GIVEN EXERCISE – Print all the data, keeping every line exactly as it is.

RECORDS SUPPLIED –
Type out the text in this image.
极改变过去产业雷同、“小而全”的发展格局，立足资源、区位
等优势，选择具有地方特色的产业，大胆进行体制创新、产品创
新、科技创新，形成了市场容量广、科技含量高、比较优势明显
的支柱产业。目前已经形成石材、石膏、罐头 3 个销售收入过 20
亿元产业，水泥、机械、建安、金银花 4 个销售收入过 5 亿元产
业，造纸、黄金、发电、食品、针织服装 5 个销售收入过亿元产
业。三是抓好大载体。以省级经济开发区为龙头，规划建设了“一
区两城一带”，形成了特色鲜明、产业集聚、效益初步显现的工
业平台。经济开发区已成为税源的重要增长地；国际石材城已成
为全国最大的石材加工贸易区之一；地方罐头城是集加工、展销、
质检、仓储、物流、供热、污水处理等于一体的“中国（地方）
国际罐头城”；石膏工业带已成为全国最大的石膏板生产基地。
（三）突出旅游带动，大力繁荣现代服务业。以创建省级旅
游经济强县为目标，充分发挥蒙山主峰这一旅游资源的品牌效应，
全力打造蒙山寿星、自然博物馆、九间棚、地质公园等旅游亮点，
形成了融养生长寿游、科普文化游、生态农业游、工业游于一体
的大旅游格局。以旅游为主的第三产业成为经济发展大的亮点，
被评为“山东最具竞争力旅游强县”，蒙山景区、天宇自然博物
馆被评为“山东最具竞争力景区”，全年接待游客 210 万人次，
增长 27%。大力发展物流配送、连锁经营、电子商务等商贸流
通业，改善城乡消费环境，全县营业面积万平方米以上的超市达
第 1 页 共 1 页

THE REPLY –
Type out the text in this image.
极改变过去产业雷同、“小而全”的发展格局，立足资源、区位
等优势，选择具有地方特色的产业，大胆进行体制创新、产品创
新、科技创新，形成了市场容量广、科技含量高、比较优势明显
的支柱产业。目前已经形成石材、石膏、罐头 3 个销售收入过 20
亿元产业，水泥、机械、建安、金银花 4 个销售收入过 5 亿元产
业，造纸、黄金、发电、食品、针织服装 5 个销售收入过亿元产
业。三是抓好大载体。以省级经济开发区为龙头，规划建设了“一
区两城一带”，形成了特色鲜明、产业集聚、效益初步显现的工
业平台。经济开发区已成为税源的重要增长地；国际石材城已成
为全国最大的石材加工贸易区之一；地方罐头城是集加工、展销、
质检、仓储、物流、供热、污水处理等于一体的“中国（地方）
国际罐头城”；石膏工业带已成为全国最大的石膏板生产基地。
（三）突出旅游带动，大力繁荣现代服务业。以创建省级旅
游经济强县为目标，充分发挥蒙山主峰这一旅游资源的品牌效应，
全力打造蒙山寿星、自然博物馆、九间棚、地质公园等旅游亮点，
形成了融养生长寿游、科普文化游、生态农业游、工业游于一体
的大旅游格局。以旅游为主的第三产业成为经济发展大的亮点，
被评为“山东最具竞争力旅游强县”，蒙山景区、天宇自然博物
馆被评为“山东最具竞争力景区”，全年接待游客 210 万人次，
增长 27%。大力发展物流配送、连锁经营、电子商务等商贸流
通业，改善城乡消费环境，全县营业面积万平方米以上的超市达
第 1 页 共 1 页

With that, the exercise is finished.